Entries with figure data:

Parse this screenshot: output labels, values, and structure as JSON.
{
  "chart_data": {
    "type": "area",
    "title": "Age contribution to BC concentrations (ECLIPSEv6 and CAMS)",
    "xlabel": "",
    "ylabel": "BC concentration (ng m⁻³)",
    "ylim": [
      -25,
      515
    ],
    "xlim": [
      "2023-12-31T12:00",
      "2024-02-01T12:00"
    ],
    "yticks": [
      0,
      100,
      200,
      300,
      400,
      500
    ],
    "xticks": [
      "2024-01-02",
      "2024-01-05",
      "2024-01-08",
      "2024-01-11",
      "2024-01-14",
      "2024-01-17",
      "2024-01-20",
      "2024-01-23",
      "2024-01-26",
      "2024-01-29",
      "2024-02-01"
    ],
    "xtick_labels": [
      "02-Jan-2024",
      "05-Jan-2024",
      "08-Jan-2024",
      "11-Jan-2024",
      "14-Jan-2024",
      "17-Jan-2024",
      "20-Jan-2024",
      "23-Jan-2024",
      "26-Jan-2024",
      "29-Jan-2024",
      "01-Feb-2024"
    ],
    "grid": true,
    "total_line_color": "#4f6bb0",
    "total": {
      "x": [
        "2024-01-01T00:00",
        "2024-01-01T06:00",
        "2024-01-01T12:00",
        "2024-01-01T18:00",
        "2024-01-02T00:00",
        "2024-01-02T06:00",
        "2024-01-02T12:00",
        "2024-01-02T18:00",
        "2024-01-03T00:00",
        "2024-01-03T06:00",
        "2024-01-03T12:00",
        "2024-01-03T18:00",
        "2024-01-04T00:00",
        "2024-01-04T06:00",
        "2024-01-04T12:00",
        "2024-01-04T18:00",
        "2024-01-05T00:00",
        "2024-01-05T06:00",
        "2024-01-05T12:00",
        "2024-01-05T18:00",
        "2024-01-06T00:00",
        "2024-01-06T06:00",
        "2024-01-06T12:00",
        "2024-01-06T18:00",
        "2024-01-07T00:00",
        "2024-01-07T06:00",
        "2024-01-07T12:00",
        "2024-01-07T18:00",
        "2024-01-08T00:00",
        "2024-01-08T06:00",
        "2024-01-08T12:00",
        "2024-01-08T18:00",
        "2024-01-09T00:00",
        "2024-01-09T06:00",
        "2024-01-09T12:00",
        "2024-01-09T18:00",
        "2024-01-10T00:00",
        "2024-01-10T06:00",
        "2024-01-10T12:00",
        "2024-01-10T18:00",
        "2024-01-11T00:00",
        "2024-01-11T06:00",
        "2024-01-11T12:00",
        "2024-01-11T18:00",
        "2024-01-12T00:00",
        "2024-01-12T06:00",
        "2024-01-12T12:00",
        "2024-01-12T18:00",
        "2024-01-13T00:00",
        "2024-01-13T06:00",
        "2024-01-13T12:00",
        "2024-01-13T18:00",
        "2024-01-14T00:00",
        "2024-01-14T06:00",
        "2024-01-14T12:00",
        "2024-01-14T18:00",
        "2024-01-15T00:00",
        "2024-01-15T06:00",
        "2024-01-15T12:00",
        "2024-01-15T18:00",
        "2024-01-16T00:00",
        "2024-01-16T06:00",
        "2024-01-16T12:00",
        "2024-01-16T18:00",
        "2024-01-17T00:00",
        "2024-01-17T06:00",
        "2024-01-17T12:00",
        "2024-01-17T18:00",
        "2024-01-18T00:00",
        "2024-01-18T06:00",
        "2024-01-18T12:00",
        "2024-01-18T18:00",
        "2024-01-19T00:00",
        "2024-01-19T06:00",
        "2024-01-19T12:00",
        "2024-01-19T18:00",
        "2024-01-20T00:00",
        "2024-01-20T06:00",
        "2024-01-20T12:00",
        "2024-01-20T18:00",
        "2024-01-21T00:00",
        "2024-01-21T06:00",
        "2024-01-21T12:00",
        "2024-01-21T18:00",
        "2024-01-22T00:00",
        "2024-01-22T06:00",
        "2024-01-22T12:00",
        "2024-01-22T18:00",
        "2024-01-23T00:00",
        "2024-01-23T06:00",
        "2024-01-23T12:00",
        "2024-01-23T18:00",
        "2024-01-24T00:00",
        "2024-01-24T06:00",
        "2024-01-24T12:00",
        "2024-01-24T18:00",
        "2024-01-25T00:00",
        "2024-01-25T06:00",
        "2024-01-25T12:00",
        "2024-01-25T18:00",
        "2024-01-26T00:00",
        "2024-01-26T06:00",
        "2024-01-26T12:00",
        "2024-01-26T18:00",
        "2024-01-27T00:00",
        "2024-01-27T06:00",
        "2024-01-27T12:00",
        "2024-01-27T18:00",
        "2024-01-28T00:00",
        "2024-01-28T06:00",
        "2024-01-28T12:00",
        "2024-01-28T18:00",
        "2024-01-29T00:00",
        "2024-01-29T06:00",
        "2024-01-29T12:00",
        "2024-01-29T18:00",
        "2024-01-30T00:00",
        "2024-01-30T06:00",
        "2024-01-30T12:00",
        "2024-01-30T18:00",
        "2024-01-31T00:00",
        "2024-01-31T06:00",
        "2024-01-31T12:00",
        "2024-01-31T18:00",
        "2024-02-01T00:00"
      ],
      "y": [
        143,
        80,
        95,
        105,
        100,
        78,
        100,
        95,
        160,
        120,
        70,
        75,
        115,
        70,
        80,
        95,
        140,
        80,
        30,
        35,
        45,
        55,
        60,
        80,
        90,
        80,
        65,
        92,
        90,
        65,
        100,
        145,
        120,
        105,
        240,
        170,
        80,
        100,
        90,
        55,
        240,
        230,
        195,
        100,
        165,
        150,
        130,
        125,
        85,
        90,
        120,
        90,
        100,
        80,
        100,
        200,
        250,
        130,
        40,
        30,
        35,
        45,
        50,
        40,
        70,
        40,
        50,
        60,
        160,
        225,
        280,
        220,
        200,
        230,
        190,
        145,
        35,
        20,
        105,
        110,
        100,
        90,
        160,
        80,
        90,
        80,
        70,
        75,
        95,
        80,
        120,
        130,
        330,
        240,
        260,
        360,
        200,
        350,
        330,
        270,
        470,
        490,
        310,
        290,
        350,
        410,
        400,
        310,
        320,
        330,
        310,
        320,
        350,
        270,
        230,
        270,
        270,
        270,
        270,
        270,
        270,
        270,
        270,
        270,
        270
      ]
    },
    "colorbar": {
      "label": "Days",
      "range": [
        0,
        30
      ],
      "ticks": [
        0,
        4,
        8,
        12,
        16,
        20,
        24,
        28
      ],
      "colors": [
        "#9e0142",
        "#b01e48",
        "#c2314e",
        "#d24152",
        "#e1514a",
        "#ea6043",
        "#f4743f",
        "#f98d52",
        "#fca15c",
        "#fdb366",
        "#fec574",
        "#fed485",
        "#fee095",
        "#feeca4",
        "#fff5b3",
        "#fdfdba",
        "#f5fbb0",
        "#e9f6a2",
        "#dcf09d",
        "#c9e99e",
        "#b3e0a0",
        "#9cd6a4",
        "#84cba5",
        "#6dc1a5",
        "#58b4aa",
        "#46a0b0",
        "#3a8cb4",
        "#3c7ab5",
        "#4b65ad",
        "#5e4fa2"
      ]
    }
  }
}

What to produce
What do the records say? Quote them all exactly.

Answer to this problem
Parse this screenshot: output labels, values, and structure as JSON.
{
  "chart_data": {
    "type": "area",
    "title": "Age contribution to BC concentrations (ECLIPSEv6 and CAMS)",
    "xlabel": "",
    "ylabel": "BC concentration (ng m⁻³)",
    "ylim": [
      -25,
      515
    ],
    "xlim": [
      "2023-12-31T12:00",
      "2024-02-01T12:00"
    ],
    "yticks": [
      0,
      100,
      200,
      300,
      400,
      500
    ],
    "xticks": [
      "2024-01-02",
      "2024-01-05",
      "2024-01-08",
      "2024-01-11",
      "2024-01-14",
      "2024-01-17",
      "2024-01-20",
      "2024-01-23",
      "2024-01-26",
      "2024-01-29",
      "2024-02-01"
    ],
    "xtick_labels": [
      "02-Jan-2024",
      "05-Jan-2024",
      "08-Jan-2024",
      "11-Jan-2024",
      "14-Jan-2024",
      "17-Jan-2024",
      "20-Jan-2024",
      "23-Jan-2024",
      "26-Jan-2024",
      "29-Jan-2024",
      "01-Feb-2024"
    ],
    "grid": true,
    "total_line_color": "#4f6bb0",
    "total": {
      "x": [
        "2024-01-01T00:00",
        "2024-01-01T06:00",
        "2024-01-01T12:00",
        "2024-01-01T18:00",
        "2024-01-02T00:00",
        "2024-01-02T06:00",
        "2024-01-02T12:00",
        "2024-01-02T18:00",
        "2024-01-03T00:00",
        "2024-01-03T06:00",
        "2024-01-03T12:00",
        "2024-01-03T18:00",
        "2024-01-04T00:00",
        "2024-01-04T06:00",
        "2024-01-04T12:00",
        "2024-01-04T18:00",
        "2024-01-05T00:00",
        "2024-01-05T06:00",
        "2024-01-05T12:00",
        "2024-01-05T18:00",
        "2024-01-06T00:00",
        "2024-01-06T06:00",
        "2024-01-06T12:00",
        "2024-01-06T18:00",
        "2024-01-07T00:00",
        "2024-01-07T06:00",
        "2024-01-07T12:00",
        "2024-01-07T18:00",
        "2024-01-08T00:00",
        "2024-01-08T06:00",
        "2024-01-08T12:00",
        "2024-01-08T18:00",
        "2024-01-09T00:00",
        "2024-01-09T06:00",
        "2024-01-09T12:00",
        "2024-01-09T18:00",
        "2024-01-10T00:00",
        "2024-01-10T06:00",
        "2024-01-10T12:00",
        "2024-01-10T18:00",
        "2024-01-11T00:00",
        "2024-01-11T06:00",
        "2024-01-11T12:00",
        "2024-01-11T18:00",
        "2024-01-12T00:00",
        "2024-01-12T06:00",
        "2024-01-12T12:00",
        "2024-01-12T18:00",
        "2024-01-13T00:00",
        "2024-01-13T06:00",
        "2024-01-13T12:00",
        "2024-01-13T18:00",
        "2024-01-14T00:00",
        "2024-01-14T06:00",
        "2024-01-14T12:00",
        "2024-01-14T18:00",
        "2024-01-15T00:00",
        "2024-01-15T06:00",
        "2024-01-15T12:00",
        "2024-01-15T18:00",
        "2024-01-16T00:00",
        "2024-01-16T06:00",
        "2024-01-16T12:00",
        "2024-01-16T18:00",
        "2024-01-17T00:00",
        "2024-01-17T06:00",
        "2024-01-17T12:00",
        "2024-01-17T18:00",
        "2024-01-18T00:00",
        "2024-01-18T06:00",
        "2024-01-18T12:00",
        "2024-01-18T18:00",
        "2024-01-19T00:00",
        "2024-01-19T06:00",
        "2024-01-19T12:00",
        "2024-01-19T18:00",
        "2024-01-20T00:00",
        "2024-01-20T06:00",
        "2024-01-20T12:00",
        "2024-01-20T18:00",
        "2024-01-21T00:00",
        "2024-01-21T06:00",
        "2024-01-21T12:00",
        "2024-01-21T18:00",
        "2024-01-22T00:00",
        "2024-01-22T06:00",
        "2024-01-22T12:00",
        "2024-01-22T18:00",
        "2024-01-23T00:00",
        "2024-01-23T06:00",
        "2024-01-23T12:00",
        "2024-01-23T18:00",
        "2024-01-24T00:00",
        "2024-01-24T06:00",
        "2024-01-24T12:00",
        "2024-01-24T18:00",
        "2024-01-25T00:00",
        "2024-01-25T06:00",
        "2024-01-25T12:00",
        "2024-01-25T18:00",
        "2024-01-26T00:00",
        "2024-01-26T06:00",
        "2024-01-26T12:00",
        "2024-01-26T18:00",
        "2024-01-27T00:00",
        "2024-01-27T06:00",
        "2024-01-27T12:00",
        "2024-01-27T18:00",
        "2024-01-28T00:00",
        "2024-01-28T06:00",
        "2024-01-28T12:00",
        "2024-01-28T18:00",
        "2024-01-29T00:00",
        "2024-01-29T06:00",
        "2024-01-29T12:00",
        "2024-01-29T18:00",
        "2024-01-30T00:00",
        "2024-01-30T06:00",
        "2024-01-30T12:00",
        "2024-01-30T18:00",
        "2024-01-31T00:00",
        "2024-01-31T06:00",
        "2024-01-31T12:00",
        "2024-01-31T18:00",
        "2024-02-01T00:00"
      ],
      "y": [
        143,
        80,
        95,
        105,
        100,
        78,
        100,
        95,
        160,
        120,
        70,
        75,
        115,
        70,
        80,
        95,
        140,
        80,
        30,
        35,
        45,
        55,
        60,
        80,
        90,
        80,
        65,
        92,
        90,
        65,
        100,
        145,
        120,
        105,
        240,
        170,
        80,
        100,
        90,
        55,
        240,
        230,
        195,
        100,
        165,
        150,
        130,
        125,
        85,
        90,
        120,
        90,
        100,
        80,
        100,
        200,
        250,
        130,
        40,
        30,
        35,
        45,
        50,
        40,
        70,
        40,
        50,
        60,
        160,
        225,
        280,
        220,
        200,
        230,
        190,
        145,
        35,
        20,
        105,
        110,
        100,
        90,
        160,
        80,
        90,
        80,
        70,
        75,
        95,
        80,
        120,
        130,
        330,
        240,
        260,
        360,
        200,
        350,
        330,
        270,
        470,
        490,
        310,
        290,
        350,
        410,
        400,
        310,
        320,
        330,
        310,
        320,
        350,
        270,
        230,
        270,
        270,
        270,
        270,
        270,
        270,
        270,
        270,
        270,
        270
      ]
    },
    "colorbar": {
      "label": "Days",
      "range": [
        0,
        30
      ],
      "ticks": [
        0,
        4,
        8,
        12,
        16,
        20,
        24,
        28
      ],
      "colors": [
        "#9e0142",
        "#b01e48",
        "#c2314e",
        "#d24152",
        "#e1514a",
        "#ea6043",
        "#f4743f",
        "#f98d52",
        "#fca15c",
        "#fdb366",
        "#fec574",
        "#fed485",
        "#fee095",
        "#feeca4",
        "#fff5b3",
        "#fdfdba",
        "#f5fbb0",
        "#e9f6a2",
        "#dcf09d",
        "#c9e99e",
        "#b3e0a0",
        "#9cd6a4",
        "#84cba5",
        "#6dc1a5",
        "#58b4aa",
        "#46a0b0",
        "#3a8cb4",
        "#3c7ab5",
        "#4b65ad",
        "#5e4fa2"
      ]
    }
  }
}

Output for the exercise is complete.